**Work request:**
For the entries below, report the number of lines containing "vilka", without any other content.
....
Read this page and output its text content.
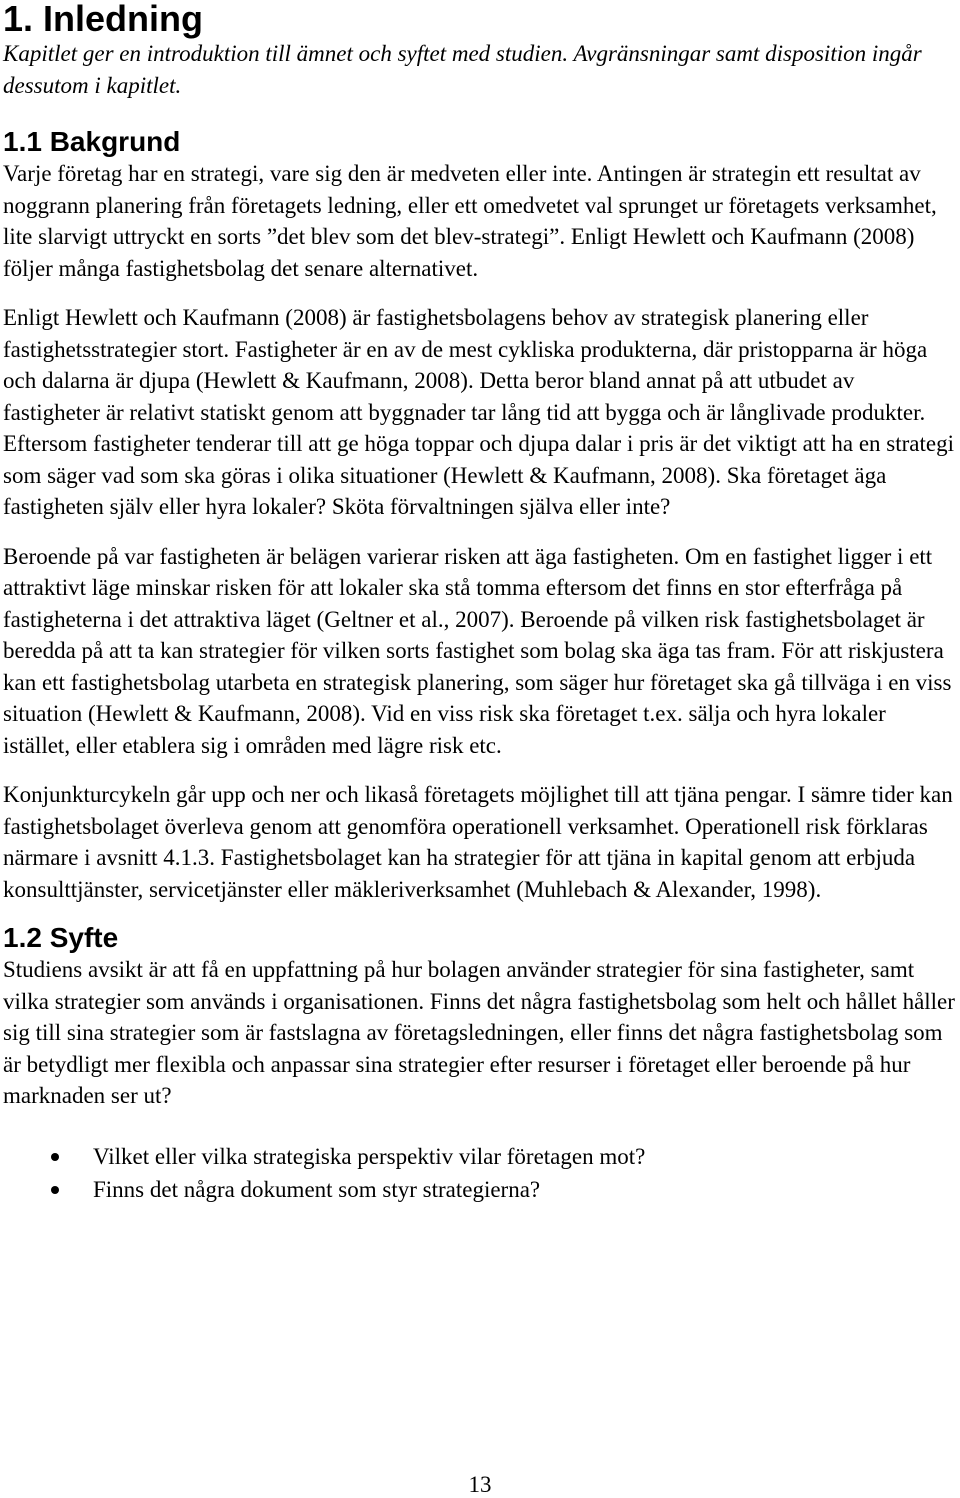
1. Inledning

Kapitlet ger en introduktion till ämnet och syftet med studien. Avgränsningar samt disposition ingår dessutom i kapitlet.

1.1 Bakgrund

Varje företag har en strategi, vare sig den är medveten eller inte. Antingen är strategin ett resultat av noggrann planering från företagets ledning, eller ett omedvetet val sprunget ur företagets verksamhet, lite slarvigt uttryckt en sorts ”det blev som det blev-strategi”. Enligt Hewlett och Kaufmann (2008) följer många fastighetsbolag det senare alternativet.

Enligt Hewlett och Kaufmann (2008) är fastighetsbolagens behov av strategisk planering eller fastighetsstrategier stort. Fastigheter är en av de mest cykliska produkterna, där pristopparna är höga och dalarna är djupa (Hewlett & Kaufmann, 2008). Detta beror bland annat på att utbudet av fastigheter är relativt statiskt genom att byggnader tar lång tid att bygga och är långlivade produkter. Eftersom fastigheter tenderar till att ge höga toppar och djupa dalar i pris är det viktigt att ha en strategi som säger vad som ska göras i olika situationer (Hewlett & Kaufmann, 2008). Ska företaget äga fastigheten själv eller hyra lokaler? Sköta förvaltningen själva eller inte?

Beroende på var fastigheten är belägen varierar risken att äga fastigheten. Om en fastighet ligger i ett attraktivt läge minskar risken för att lokaler ska stå tomma eftersom det finns en stor efterfråga på fastigheterna i det attraktiva läget (Geltner et al., 2007). Beroende på vilken risk fastighetsbolaget är beredda på att ta kan strategier för vilken sorts fastighet som bolag ska äga tas fram. För att riskjustera kan ett fastighetsbolag utarbeta en strategisk planering, som säger hur företaget ska gå tillväga i en viss situation (Hewlett & Kaufmann, 2008). Vid en viss risk ska företaget t.ex. sälja och hyra lokaler istället, eller etablera sig i områden med lägre risk etc.

Konjunkturcykeln går upp och ner och likaså företagets möjlighet till att tjäna pengar. I sämre tider kan fastighetsbolaget överleva genom att genomföra operationell verksamhet. Operationell risk förklaras närmare i avsnitt 4.1.3. Fastighetsbolaget kan ha strategier för att tjäna in kapital genom att erbjuda konsulttjänster, servicetjänster eller mäkleriverksamhet (Muhlebach & Alexander, 1998).

1.2 Syfte

Studiens avsikt är att få en uppfattning på hur bolagen använder strategier för sina fastigheter, samt vilka strategier som används i organisationen. Finns det några fastighetsbolag som helt och hållet håller sig till sina strategier som är fastslagna av företagsledningen, eller finns det några fastighetsbolag som är betydligt mer flexibla och anpassar sina strategier efter resurser i företaget eller beroende på hur marknaden ser ut?

Vilket eller vilka strategiska perspektiv vilar företagen mot?
Finns det några dokument som styr strategierna?
13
....
**Your response:**
2